### [Set exercise]
Repeat the material in full. Keep every line exactly as it is.

### [Records for processing]
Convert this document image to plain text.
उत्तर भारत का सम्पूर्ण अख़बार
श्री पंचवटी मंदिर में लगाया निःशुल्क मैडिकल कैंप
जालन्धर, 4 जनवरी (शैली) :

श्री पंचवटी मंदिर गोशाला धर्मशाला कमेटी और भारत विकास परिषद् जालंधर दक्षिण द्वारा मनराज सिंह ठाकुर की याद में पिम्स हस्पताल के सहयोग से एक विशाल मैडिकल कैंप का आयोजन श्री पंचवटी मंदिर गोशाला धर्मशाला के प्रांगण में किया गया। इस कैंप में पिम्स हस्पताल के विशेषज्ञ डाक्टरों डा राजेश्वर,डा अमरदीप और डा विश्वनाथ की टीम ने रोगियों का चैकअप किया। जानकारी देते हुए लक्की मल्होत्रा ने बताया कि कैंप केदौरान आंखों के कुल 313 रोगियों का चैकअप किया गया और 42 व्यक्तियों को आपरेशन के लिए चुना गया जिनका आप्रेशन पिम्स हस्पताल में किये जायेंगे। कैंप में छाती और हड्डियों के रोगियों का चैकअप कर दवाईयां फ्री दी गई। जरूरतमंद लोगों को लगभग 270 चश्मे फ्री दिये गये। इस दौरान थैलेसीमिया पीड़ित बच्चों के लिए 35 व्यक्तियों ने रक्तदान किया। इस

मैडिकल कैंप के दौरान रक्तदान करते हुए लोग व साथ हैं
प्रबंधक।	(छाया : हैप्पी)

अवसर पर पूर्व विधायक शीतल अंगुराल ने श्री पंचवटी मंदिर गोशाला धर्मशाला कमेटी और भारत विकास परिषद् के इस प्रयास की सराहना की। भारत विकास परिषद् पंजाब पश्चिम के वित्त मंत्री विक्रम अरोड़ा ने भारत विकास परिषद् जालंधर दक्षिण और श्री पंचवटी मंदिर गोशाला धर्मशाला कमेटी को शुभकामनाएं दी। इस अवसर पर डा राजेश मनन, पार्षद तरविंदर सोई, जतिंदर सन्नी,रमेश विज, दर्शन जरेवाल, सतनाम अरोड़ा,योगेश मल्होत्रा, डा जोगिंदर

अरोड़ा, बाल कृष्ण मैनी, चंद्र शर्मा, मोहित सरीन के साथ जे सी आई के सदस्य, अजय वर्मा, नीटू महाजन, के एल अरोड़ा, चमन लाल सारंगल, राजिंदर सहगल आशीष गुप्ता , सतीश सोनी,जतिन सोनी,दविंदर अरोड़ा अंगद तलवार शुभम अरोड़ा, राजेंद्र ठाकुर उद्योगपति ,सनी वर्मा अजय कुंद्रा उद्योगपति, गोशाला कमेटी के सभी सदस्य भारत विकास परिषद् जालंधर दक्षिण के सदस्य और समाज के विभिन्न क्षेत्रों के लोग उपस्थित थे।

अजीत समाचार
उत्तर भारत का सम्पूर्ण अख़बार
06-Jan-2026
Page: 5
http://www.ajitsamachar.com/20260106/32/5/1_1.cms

### [Output of the exercise]
Convert this document image to plain text.
उत्तर भारत का सम्पूर्ण अख़बार
श्री पंचवटी मंदिर में लगाया निःशुल्क मैडिकल कैंप
जालन्धर, 4 जनवरी (शैली) :

श्री पंचवटी मंदिर गोशाला धर्मशाला कमेटी और भारत विकास परिषद् जालंधर दक्षिण द्वारा मनराज सिंह ठाकुर की याद में पिम्स हस्पताल के सहयोग से एक विशाल मैडिकल कैंप का आयोजन श्री पंचवटी मंदिर गोशाला धर्मशाला के प्रांगण में किया गया। इस कैंप में पिम्स हस्पताल के विशेषज्ञ डाक्टरों डा राजेश्वर,डा अमरदीप और डा विश्वनाथ की टीम ने रोगियों का चैकअप किया। जानकारी देते हुए लक्की मल्होत्रा ने बताया कि कैंप केदौरान आंखों के कुल 313 रोगियों का चैकअप किया गया और 42 व्यक्तियों को आपरेशन के लिए चुना गया जिनका आप्रेशन पिम्स हस्पताल में किये जायेंगे। कैंप में छाती और हड्डियों के रोगियों का चैकअप कर दवाईयां फ्री दी गई। जरूरतमंद लोगों को लगभग 270 चश्मे फ्री दिये गये। इस दौरान थैलेसीमिया पीड़ित बच्चों के लिए 35 व्यक्तियों ने रक्तदान किया। इस

मैडिकल कैंप के दौरान रक्तदान करते हुए लोग व साथ हैं
प्रबंधक।	(छाया : हैप्पी)

अवसर पर पूर्व विधायक शीतल अंगुराल ने श्री पंचवटी मंदिर गोशाला धर्मशाला कमेटी और भारत विकास परिषद् के इस प्रयास की सराहना की। भारत विकास परिषद् पंजाब पश्चिम के वित्त मंत्री विक्रम अरोड़ा ने भारत विकास परिषद् जालंधर दक्षिण और श्री पंचवटी मंदिर गोशाला धर्मशाला कमेटी को शुभकामनाएं दी। इस अवसर पर डा राजेश मनन, पार्षद तरविंदर सोई, जतिंदर सन्नी,रमेश विज, दर्शन जरेवाल, सतनाम अरोड़ा,योगेश मल्होत्रा, डा जोगिंदर

अरोड़ा, बाल कृष्ण मैनी, चंद्र शर्मा, मोहित सरीन के साथ जे सी आई के सदस्य, अजय वर्मा, नीटू महाजन, के एल अरोड़ा, चमन लाल सारंगल, राजिंदर सहगल आशीष गुप्ता , सतीश सोनी,जतिन सोनी,दविंदर अरोड़ा अंगद तलवार शुभम अरोड़ा, राजेंद्र ठाकुर उद्योगपति ,सनी वर्मा अजय कुंद्रा उद्योगपति, गोशाला कमेटी के सभी सदस्य भारत विकास परिषद् जालंधर दक्षिण के सदस्य और समाज के विभिन्न क्षेत्रों के लोग उपस्थित थे।

अजीत समाचार
उत्तर भारत का सम्पूर्ण अख़बार
06-Jan-2026
Page: 5
http://www.ajitsamachar.com/20260106/32/5/1_1.cms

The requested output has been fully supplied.